RECORD LIST:
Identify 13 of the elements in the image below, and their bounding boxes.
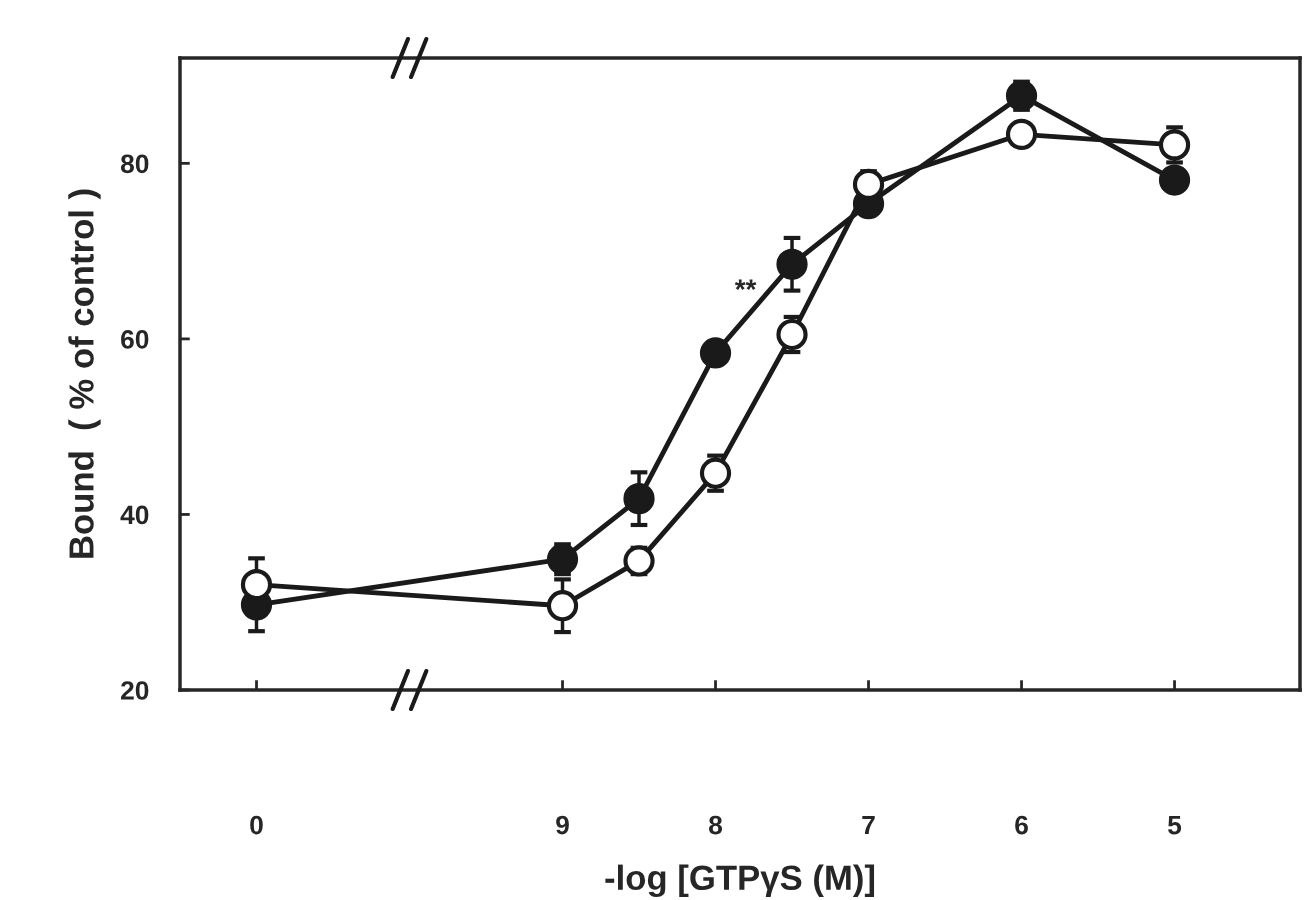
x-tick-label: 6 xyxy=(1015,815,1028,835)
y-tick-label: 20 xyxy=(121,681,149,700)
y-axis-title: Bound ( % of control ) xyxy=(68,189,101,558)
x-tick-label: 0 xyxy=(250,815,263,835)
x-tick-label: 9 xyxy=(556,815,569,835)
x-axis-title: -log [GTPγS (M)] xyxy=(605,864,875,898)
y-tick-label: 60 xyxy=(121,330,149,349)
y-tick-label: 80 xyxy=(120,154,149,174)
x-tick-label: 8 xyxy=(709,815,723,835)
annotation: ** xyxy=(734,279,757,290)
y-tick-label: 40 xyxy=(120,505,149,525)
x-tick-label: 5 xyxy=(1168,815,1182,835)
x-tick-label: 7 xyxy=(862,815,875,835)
==
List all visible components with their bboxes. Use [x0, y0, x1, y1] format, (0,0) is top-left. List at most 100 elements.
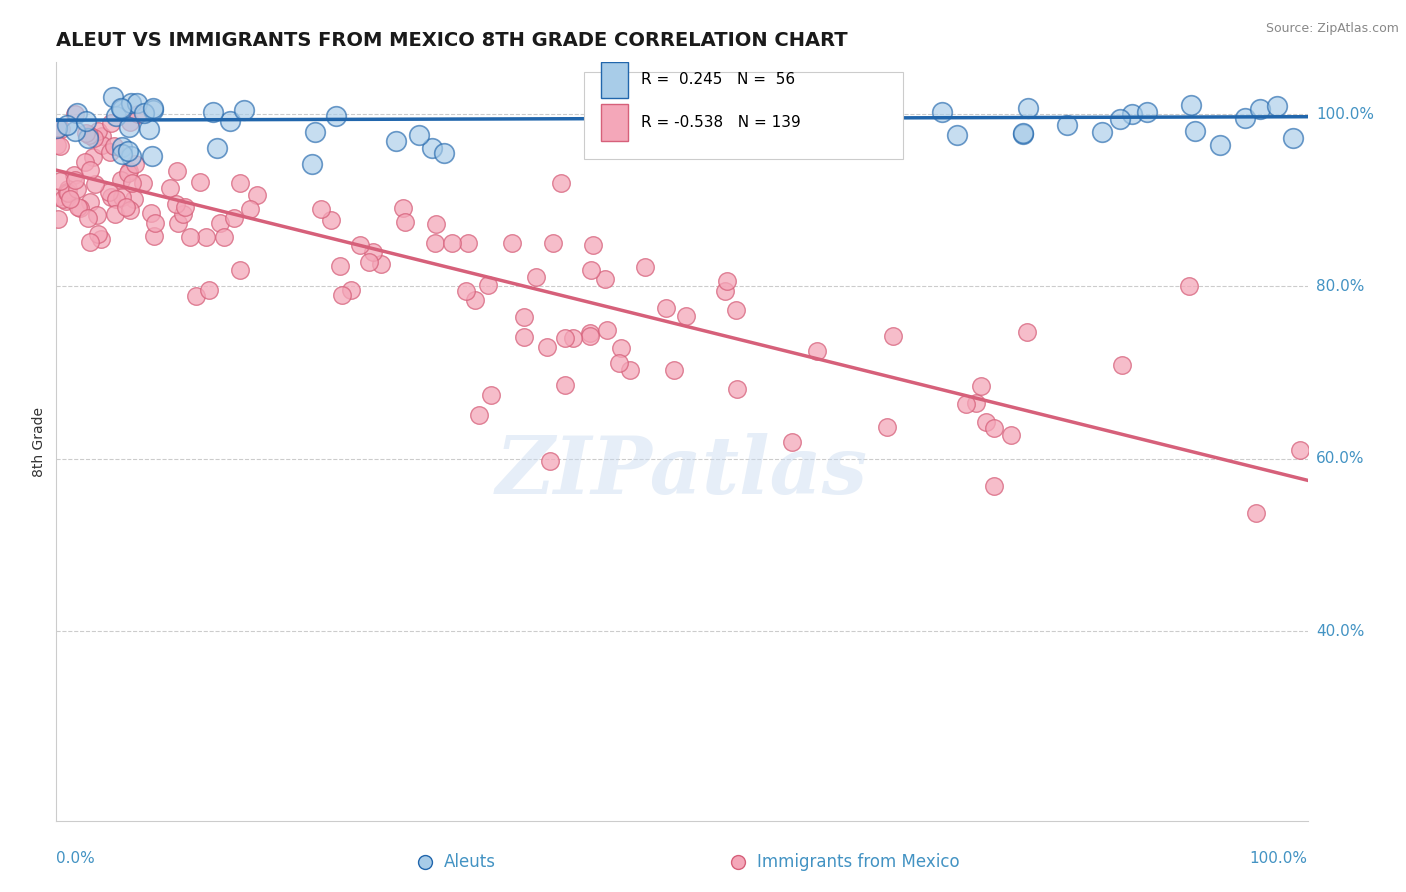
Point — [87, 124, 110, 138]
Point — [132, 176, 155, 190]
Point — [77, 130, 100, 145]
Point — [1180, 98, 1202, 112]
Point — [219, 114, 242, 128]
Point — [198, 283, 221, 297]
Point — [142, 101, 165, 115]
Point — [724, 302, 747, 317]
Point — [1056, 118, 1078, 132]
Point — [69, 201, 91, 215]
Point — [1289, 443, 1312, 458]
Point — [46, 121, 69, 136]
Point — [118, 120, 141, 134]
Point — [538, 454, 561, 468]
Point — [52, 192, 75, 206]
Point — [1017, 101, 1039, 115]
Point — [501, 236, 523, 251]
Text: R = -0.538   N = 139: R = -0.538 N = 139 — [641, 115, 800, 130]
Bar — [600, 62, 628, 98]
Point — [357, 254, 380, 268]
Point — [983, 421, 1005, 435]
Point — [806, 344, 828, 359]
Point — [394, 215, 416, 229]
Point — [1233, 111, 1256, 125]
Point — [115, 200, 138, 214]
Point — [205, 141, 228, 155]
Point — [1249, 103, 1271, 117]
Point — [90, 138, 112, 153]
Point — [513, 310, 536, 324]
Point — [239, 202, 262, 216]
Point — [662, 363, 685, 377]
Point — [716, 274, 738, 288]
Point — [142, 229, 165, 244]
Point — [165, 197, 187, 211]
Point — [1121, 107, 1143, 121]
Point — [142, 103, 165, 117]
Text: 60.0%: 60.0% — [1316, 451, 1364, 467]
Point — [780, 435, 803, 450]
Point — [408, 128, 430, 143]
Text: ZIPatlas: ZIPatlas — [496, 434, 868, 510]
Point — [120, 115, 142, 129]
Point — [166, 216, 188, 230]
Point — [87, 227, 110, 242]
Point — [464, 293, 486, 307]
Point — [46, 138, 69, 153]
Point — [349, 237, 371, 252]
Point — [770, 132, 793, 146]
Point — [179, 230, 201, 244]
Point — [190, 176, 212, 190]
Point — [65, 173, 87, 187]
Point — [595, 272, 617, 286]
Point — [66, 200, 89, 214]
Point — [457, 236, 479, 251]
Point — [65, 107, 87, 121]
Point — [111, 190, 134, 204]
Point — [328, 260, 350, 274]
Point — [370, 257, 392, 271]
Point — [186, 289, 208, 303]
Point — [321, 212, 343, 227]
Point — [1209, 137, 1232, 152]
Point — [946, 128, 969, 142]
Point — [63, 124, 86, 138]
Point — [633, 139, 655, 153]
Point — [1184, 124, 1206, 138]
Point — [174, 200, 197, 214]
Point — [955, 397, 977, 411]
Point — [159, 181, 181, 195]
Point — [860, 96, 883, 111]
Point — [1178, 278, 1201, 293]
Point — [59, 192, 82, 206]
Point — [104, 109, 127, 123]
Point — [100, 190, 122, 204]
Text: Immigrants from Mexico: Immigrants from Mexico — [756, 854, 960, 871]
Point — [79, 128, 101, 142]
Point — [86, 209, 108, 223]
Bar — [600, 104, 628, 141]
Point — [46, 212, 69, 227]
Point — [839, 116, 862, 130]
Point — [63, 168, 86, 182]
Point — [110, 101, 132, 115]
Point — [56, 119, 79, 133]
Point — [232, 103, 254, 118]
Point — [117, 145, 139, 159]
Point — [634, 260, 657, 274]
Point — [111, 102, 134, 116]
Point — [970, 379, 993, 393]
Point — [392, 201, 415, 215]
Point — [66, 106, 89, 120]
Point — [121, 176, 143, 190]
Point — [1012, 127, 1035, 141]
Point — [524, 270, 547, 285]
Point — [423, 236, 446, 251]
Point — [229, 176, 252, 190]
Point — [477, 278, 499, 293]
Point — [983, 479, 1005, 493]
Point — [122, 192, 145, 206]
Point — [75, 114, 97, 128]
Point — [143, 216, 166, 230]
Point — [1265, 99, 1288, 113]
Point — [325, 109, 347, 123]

EXERCISE TASK:
Return every line above that contains the string "label".

ANSWER TO THE TASK:
x-tick-label: 6 xyxy=(1015,815,1028,835)
y-tick-label: 20 xyxy=(121,681,149,700)
x-tick-label: 0 xyxy=(250,815,263,835)
x-tick-label: 9 xyxy=(556,815,569,835)
y-tick-label: 60 xyxy=(121,330,149,349)
y-tick-label: 80 xyxy=(120,154,149,174)
x-tick-label: 8 xyxy=(709,815,723,835)
y-tick-label: 40 xyxy=(120,505,149,525)
x-tick-label: 5 xyxy=(1168,815,1182,835)
x-tick-label: 7 xyxy=(862,815,875,835)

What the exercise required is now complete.